**Exercise:**
In the entries below, identify every line with the string "Improvements" and copy it.

___ Records shown

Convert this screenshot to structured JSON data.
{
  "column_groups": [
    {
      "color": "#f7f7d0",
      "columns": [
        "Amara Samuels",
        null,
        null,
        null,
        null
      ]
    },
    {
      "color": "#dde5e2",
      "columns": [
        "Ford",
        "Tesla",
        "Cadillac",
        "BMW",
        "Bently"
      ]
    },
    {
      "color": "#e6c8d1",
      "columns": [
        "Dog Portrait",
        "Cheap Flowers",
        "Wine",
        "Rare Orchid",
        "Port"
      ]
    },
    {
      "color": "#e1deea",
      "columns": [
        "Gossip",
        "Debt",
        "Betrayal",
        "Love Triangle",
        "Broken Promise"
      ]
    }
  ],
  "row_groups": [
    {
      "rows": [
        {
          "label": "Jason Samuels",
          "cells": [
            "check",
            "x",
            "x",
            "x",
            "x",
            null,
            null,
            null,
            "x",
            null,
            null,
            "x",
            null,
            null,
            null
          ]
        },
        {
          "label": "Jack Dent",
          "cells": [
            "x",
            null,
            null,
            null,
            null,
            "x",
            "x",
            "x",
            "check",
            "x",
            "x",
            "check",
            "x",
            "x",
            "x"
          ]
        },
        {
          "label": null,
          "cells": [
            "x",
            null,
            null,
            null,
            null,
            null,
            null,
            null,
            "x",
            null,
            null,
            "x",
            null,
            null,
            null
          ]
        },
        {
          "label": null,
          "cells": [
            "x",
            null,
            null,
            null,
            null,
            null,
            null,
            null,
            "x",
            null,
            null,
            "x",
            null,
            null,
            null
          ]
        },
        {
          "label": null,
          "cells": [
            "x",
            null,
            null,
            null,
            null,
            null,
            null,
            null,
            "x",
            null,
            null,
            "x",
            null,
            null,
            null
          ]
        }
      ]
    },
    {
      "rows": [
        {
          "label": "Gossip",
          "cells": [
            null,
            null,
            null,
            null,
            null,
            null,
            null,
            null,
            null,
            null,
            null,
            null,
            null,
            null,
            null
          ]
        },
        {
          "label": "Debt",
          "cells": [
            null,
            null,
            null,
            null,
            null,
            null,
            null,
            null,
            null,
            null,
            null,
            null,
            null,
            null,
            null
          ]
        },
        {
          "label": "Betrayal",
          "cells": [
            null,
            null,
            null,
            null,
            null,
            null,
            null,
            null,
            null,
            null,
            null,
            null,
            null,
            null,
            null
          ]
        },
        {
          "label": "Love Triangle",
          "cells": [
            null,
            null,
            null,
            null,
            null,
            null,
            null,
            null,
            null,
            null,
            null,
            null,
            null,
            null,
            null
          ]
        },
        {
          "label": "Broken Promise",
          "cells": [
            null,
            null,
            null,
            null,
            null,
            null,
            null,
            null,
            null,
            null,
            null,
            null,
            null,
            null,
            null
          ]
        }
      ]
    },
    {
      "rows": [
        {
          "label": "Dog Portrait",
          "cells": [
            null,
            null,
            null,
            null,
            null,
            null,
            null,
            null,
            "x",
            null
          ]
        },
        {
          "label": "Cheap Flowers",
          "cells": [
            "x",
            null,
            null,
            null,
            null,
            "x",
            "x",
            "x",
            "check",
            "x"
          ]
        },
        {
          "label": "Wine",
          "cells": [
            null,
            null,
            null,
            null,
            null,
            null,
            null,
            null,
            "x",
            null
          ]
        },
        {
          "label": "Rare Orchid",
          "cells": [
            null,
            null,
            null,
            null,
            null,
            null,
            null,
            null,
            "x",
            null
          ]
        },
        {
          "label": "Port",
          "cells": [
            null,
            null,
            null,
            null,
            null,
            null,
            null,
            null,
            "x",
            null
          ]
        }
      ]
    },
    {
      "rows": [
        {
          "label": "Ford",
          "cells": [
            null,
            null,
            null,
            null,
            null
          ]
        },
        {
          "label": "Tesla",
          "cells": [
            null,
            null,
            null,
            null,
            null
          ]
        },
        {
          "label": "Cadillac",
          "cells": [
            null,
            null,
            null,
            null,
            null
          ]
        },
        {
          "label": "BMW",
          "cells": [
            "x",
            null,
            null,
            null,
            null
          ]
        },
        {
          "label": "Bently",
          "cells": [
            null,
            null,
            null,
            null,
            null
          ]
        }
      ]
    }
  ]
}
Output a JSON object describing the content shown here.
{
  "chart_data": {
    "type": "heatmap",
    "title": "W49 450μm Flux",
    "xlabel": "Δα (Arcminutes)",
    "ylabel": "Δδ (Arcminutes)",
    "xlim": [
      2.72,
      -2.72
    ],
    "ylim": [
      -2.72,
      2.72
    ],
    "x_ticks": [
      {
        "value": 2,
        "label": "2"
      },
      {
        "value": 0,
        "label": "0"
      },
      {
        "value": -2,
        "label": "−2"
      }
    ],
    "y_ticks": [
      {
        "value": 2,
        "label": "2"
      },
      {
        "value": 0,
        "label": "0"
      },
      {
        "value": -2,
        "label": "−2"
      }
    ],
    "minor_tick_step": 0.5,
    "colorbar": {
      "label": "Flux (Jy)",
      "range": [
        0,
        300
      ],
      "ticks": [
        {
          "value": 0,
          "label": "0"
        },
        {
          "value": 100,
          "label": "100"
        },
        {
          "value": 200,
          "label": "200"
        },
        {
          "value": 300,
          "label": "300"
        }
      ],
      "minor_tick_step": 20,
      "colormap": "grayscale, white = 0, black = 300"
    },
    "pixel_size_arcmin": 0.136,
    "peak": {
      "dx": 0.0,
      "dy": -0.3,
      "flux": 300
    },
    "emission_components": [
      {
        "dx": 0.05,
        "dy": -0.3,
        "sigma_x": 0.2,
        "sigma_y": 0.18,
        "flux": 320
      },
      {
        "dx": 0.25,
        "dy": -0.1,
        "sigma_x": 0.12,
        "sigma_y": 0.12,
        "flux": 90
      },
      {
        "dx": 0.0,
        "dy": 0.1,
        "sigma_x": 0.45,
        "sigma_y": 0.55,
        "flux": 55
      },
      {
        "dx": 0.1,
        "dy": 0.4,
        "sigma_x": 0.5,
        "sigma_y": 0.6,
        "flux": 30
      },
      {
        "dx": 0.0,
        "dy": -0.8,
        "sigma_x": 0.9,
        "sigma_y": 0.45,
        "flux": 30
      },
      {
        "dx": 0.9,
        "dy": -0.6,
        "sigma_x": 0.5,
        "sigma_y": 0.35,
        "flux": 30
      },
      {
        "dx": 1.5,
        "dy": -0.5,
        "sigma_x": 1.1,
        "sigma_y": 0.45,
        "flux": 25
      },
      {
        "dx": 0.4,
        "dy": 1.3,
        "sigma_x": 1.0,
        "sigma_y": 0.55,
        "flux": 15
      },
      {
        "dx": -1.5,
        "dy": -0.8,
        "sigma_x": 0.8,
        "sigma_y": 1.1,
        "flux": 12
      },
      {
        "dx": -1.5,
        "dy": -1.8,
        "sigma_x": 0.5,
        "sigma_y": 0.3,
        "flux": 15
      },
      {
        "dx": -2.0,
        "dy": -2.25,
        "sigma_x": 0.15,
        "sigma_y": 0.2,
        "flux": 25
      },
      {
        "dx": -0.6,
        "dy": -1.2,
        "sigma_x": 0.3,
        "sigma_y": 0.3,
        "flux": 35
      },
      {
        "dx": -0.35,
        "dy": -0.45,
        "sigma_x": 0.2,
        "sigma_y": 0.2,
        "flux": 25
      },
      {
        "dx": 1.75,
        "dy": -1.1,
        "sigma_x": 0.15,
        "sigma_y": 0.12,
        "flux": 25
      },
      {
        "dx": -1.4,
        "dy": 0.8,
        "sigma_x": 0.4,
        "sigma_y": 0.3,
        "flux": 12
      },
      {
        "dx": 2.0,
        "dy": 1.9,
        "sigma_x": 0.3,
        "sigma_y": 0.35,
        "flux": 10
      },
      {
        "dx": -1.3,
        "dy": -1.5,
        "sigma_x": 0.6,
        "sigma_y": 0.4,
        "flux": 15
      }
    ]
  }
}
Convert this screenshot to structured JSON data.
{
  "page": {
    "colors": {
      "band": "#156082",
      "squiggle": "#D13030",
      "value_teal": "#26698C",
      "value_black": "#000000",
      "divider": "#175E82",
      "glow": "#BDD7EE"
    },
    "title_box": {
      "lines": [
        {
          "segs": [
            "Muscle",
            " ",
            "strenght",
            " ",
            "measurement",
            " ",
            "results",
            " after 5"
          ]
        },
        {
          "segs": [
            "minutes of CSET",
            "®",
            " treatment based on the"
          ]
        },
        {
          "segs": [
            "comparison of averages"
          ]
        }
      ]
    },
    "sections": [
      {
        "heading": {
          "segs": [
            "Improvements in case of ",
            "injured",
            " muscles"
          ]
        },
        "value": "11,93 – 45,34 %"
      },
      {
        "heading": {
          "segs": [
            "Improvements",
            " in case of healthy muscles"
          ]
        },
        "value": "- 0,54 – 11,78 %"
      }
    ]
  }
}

______

**Expected answer:**
            "Improvements in case of ",
            "Improvements",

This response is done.